:: Task statement ::
Copy every line of the data below word for word, leaving out the pictures.

:: Data records ::
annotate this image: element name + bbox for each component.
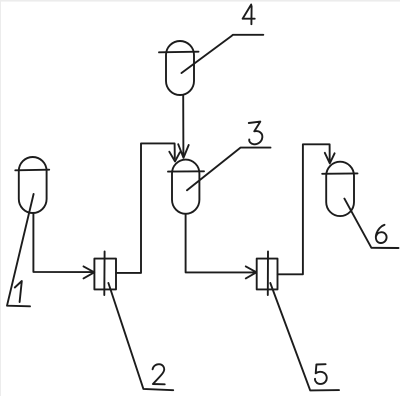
arrowhead into vessel 6 (325, 153, 335, 164)
scan border top (0, 0, 400, 2)
pump 5 (257, 251, 278, 295)
label 3 digit (249, 122, 263, 145)
pipe vessel4 to vessel3 (wire) (182, 96, 184, 156)
pipe vessel1 to pump2 (wire) (33, 214, 92, 273)
vessel 1 (15, 157, 49, 213)
label 4 digit (243, 5, 255, 25)
vessel 3 (168, 160, 204, 214)
label 5 digit (315, 364, 327, 384)
label 4 leader (182, 35, 264, 73)
arrowhead into pump 2 (84, 266, 95, 278)
label 2 digit (153, 364, 165, 384)
vessel 6 (322, 162, 357, 216)
scan border left (0, 0, 1, 396)
vessel 4 (159, 41, 199, 95)
label 3 leader (187, 148, 271, 191)
pipe vessel3 to pump5 (wire) (186, 214, 254, 273)
label 2 leader (108, 283, 173, 390)
arrowhead into pump 5 (246, 266, 257, 278)
label 6 digit (376, 225, 387, 243)
label 5 leader (270, 283, 339, 390)
label 1 leader (7, 194, 34, 306)
label 6 leader (344, 199, 398, 248)
pipe pump2 up and over to vessel 3 (wire) (116, 143, 175, 273)
pipe pump5 up and over to vessel 6 (wire) (278, 144, 330, 274)
pump 2 (94, 251, 116, 295)
arrowhead into vessel 3 from recycle line (169, 152, 180, 162)
arrowhead into vessel 3 from vessel 4 (178, 144, 189, 158)
label 1 digit (15, 281, 22, 302)
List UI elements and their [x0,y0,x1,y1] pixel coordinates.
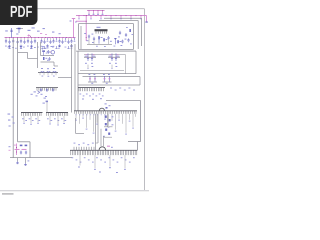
capacitor C11 [43,38,45,44]
capacitor C14 [52,38,54,47]
filter F2 [103,74,112,84]
IC U3 column [103,114,113,137]
diode D1 [114,38,117,44]
capacitor C32 [107,36,111,42]
wire arc feeds [101,129,112,146]
net labels right of J4 [110,88,135,91]
part cluster above J2 right [105,103,111,108]
resistor R10 [98,36,102,43]
connector J3 [70,143,137,156]
transformer T1 [84,53,96,69]
connector J1 segment B [46,113,68,126]
pin labels J3 [72,155,135,173]
capacitor C21 [74,38,76,42]
wire net drop right [145,16,147,23]
capacitor C33 [118,31,121,38]
resistor R1 [16,28,23,35]
resistor R13 [117,40,121,43]
wire block outline psu [10,142,72,158]
capacitor C10 [40,38,42,47]
wire stage1 frame [38,42,59,68]
wire right rail [74,44,76,111]
resistor R11 [103,38,107,41]
wire riser pair [96,114,99,151]
resistor network stage2 [38,68,58,77]
wire AVCC branch [76,15,87,41]
capacitor C60 [47,50,49,54]
wire regulator nets [84,33,112,44]
capacitor C31 [92,37,95,43]
resistor network stage2b [31,88,59,98]
socket XS1 bump [99,108,104,111]
capacitor C6 [23,38,25,44]
wire routed bus A [104,18,142,46]
capacitor C34 [125,33,128,40]
capacitor C30 [87,35,91,42]
wire VCC bus left [5,37,76,38]
value labels bus left [8,47,73,49]
labels left of J1 [8,114,15,127]
capacitor C19 [67,38,69,44]
connector J2 [74,111,137,135]
power flag +5V [70,19,77,38]
capacitor C20 [70,38,73,47]
wire VDD bus top [87,10,105,15]
capacitor C7 [27,38,29,47]
transistor Q2 [99,147,105,150]
IC U2 [95,27,108,34]
wire block outline io [106,101,141,151]
PDF badge [0,0,38,25]
transformer T2 [108,53,120,69]
capacitor C15 [56,38,58,42]
capacitor C8 [30,38,33,47]
net labels top [32,27,61,35]
wire block outline rectifier [78,51,136,74]
wire stage2 corner [58,44,72,113]
capacitor C71 [25,151,27,155]
filter F1 [88,74,97,84]
capacitor C12 [46,38,49,47]
capacitor C35 [121,40,124,46]
labels psu [9,146,11,151]
resistor R20 [41,48,47,56]
capacitor C9 [34,38,36,48]
capacitor C17 [61,38,63,44]
net labels stage1 [42,46,53,48]
capacitor C70 [20,151,22,155]
ground stubs bus left [8,46,69,49]
resistor R21 [43,57,47,60]
transistor Q1 [50,50,55,54]
resistor R12 [129,29,131,32]
capacitor C61 [47,57,51,61]
wire block outline filter [78,74,140,111]
wire left riser corner [76,118,85,133]
capacitor C16 [58,38,61,47]
wire VDD bus right [76,15,147,19]
node SENSE [34,91,45,104]
ground [16,158,19,164]
node VBAT [28,30,32,37]
connector header J4 [78,88,105,100]
wire left rail 2 [17,38,19,142]
net label right of Q2 [107,146,113,148]
capacitor C36 [127,38,131,44]
ground [24,158,29,166]
resistor R31 [22,145,28,150]
resistor R30 [15,145,23,150]
capacitor C5 [20,38,23,48]
capacitor C3 [12,38,14,48]
capacitor C13 [49,38,51,44]
wire left jog [18,52,38,58]
wire routed bus B [99,21,138,50]
capacitor C2 [8,38,11,47]
capacitor C18 [65,38,67,42]
connector J1 segment A [21,113,43,125]
part above J2 [44,98,49,113]
sheet title label [2,193,14,194]
battery BT1 [14,144,17,156]
pin numbers J2 [76,113,106,116]
wire left rail 1 [12,38,14,158]
wire block outline regulator [76,24,136,51]
capacitor C22 [5,28,13,38]
capacitor C1 [5,38,7,47]
capacitor C4 [17,38,19,44]
value labels regulator [96,27,133,47]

:: Answer below ::
annotate this image: element name + bbox for each component.
arrowhead into vessel 6 (325, 153, 335, 164)
scan border top (0, 0, 400, 2)
pump 5 (257, 251, 278, 295)
label 3 digit (249, 122, 263, 145)
pipe vessel4 to vessel3 (wire) (182, 96, 184, 156)
pipe vessel1 to pump2 (wire) (33, 214, 92, 273)
vessel 1 (15, 157, 49, 213)
label 4 digit (243, 5, 255, 25)
vessel 3 (168, 160, 204, 214)
label 5 digit (315, 364, 327, 384)
label 4 leader (182, 35, 264, 73)
arrowhead into pump 2 (84, 266, 95, 278)
label 2 digit (153, 364, 165, 384)
vessel 6 (322, 162, 357, 216)
scan border left (0, 0, 1, 396)
vessel 4 (159, 41, 199, 95)
label 3 leader (187, 148, 271, 191)
pipe vessel3 to pump5 (wire) (186, 214, 254, 273)
label 2 leader (108, 283, 173, 390)
arrowhead into pump 5 (246, 266, 257, 278)
label 6 digit (376, 225, 387, 243)
label 5 leader (270, 283, 339, 390)
label 1 leader (7, 194, 34, 306)
label 6 leader (344, 199, 398, 248)
pipe pump2 up and over to vessel 3 (wire) (116, 143, 175, 273)
pipe pump5 up and over to vessel 6 (wire) (278, 144, 330, 274)
pump 2 (94, 251, 116, 295)
arrowhead into vessel 3 from recycle line (169, 152, 180, 162)
arrowhead into vessel 3 from vessel 4 (178, 144, 189, 158)
label 1 digit (15, 281, 22, 302)
List UI elements and their [x0,y0,x1,y1] pixel coordinates.
capacitor C11 [43,38,45,44]
capacitor C14 [52,38,54,47]
filter F2 [103,74,112,84]
IC U3 column [103,114,113,137]
diode D1 [114,38,117,44]
capacitor C32 [107,36,111,42]
wire arc feeds [101,129,112,146]
net labels right of J4 [110,88,135,91]
part cluster above J2 right [105,103,111,108]
resistor R10 [98,36,102,43]
connector J3 [70,143,137,156]
transformer T1 [84,53,96,69]
connector J1 segment B [46,113,68,126]
pin labels J3 [72,155,135,173]
capacitor C21 [74,38,76,42]
wire net drop right [145,16,147,23]
capacitor C33 [118,31,121,38]
resistor R1 [16,28,23,35]
resistor R13 [117,40,121,43]
wire block outline psu [10,142,72,158]
capacitor C10 [40,38,42,47]
wire stage1 frame [38,42,59,68]
wire right rail [74,44,76,111]
resistor R11 [103,38,107,41]
wire riser pair [96,114,99,151]
resistor network stage2 [38,68,58,77]
wire AVCC branch [76,15,87,41]
capacitor C60 [47,50,49,54]
wire regulator nets [84,33,112,44]
capacitor C31 [92,37,95,43]
resistor network stage2b [31,88,59,98]
socket XS1 bump [99,108,104,111]
capacitor C6 [23,38,25,44]
wire routed bus A [104,18,142,46]
capacitor C34 [125,33,128,40]
capacitor C30 [87,35,91,42]
wire VCC bus left [5,37,76,38]
value labels bus left [8,47,73,49]
labels left of J1 [8,114,15,127]
capacitor C19 [67,38,69,44]
connector J2 [74,111,137,135]
power flag +5V [70,19,77,38]
capacitor C20 [70,38,73,47]
wire VDD bus top [87,10,105,15]
capacitor C7 [27,38,29,47]
transistor Q2 [99,147,105,150]
IC U2 [95,27,108,34]
wire block outline io [106,101,141,151]
PDF badge [0,0,38,25]
transformer T2 [108,53,120,69]
capacitor C15 [56,38,58,42]
capacitor C8 [30,38,33,47]
net labels top [32,27,61,35]
wire block outline rectifier [78,51,136,74]
wire stage2 corner [58,44,72,113]
capacitor C71 [25,151,27,155]
filter F1 [88,74,97,84]
capacitor C12 [46,38,49,47]
capacitor C35 [121,40,124,46]
labels psu [9,146,11,151]
resistor R20 [41,48,47,56]
capacitor C9 [34,38,36,48]
capacitor C17 [61,38,63,44]
net labels stage1 [42,46,53,48]
capacitor C70 [20,151,22,155]
ground stubs bus left [8,46,69,49]
resistor R21 [43,57,47,60]
transistor Q1 [50,50,55,54]
resistor R12 [129,29,131,32]
capacitor C61 [47,57,51,61]
wire block outline filter [78,74,140,111]
wire left riser corner [76,118,85,133]
capacitor C16 [58,38,61,47]
wire VDD bus right [76,15,147,19]
node SENSE [34,91,45,104]
ground [16,158,19,164]
node VBAT [28,30,32,37]
connector header J4 [78,88,105,100]
wire left rail 2 [17,38,19,142]
net label right of Q2 [107,146,113,148]
capacitor C36 [127,38,131,44]
ground [24,158,29,166]
resistor R31 [22,145,28,150]
resistor R30 [15,145,23,150]
capacitor C5 [20,38,23,48]
capacitor C3 [12,38,14,48]
capacitor C13 [49,38,51,44]
wire left jog [18,52,38,58]
wire routed bus B [99,21,138,50]
capacitor C2 [8,38,11,47]
capacitor C18 [65,38,67,42]
connector J1 segment A [21,113,43,125]
part above J2 [44,98,49,113]
sheet title label [2,193,14,194]
battery BT1 [14,144,17,156]
pin numbers J2 [76,113,106,116]
wire left rail 1 [12,38,14,158]
wire block outline regulator [76,24,136,51]
capacitor C22 [5,28,13,38]
capacitor C1 [5,38,7,47]
capacitor C4 [17,38,19,44]
value labels regulator [96,27,133,47]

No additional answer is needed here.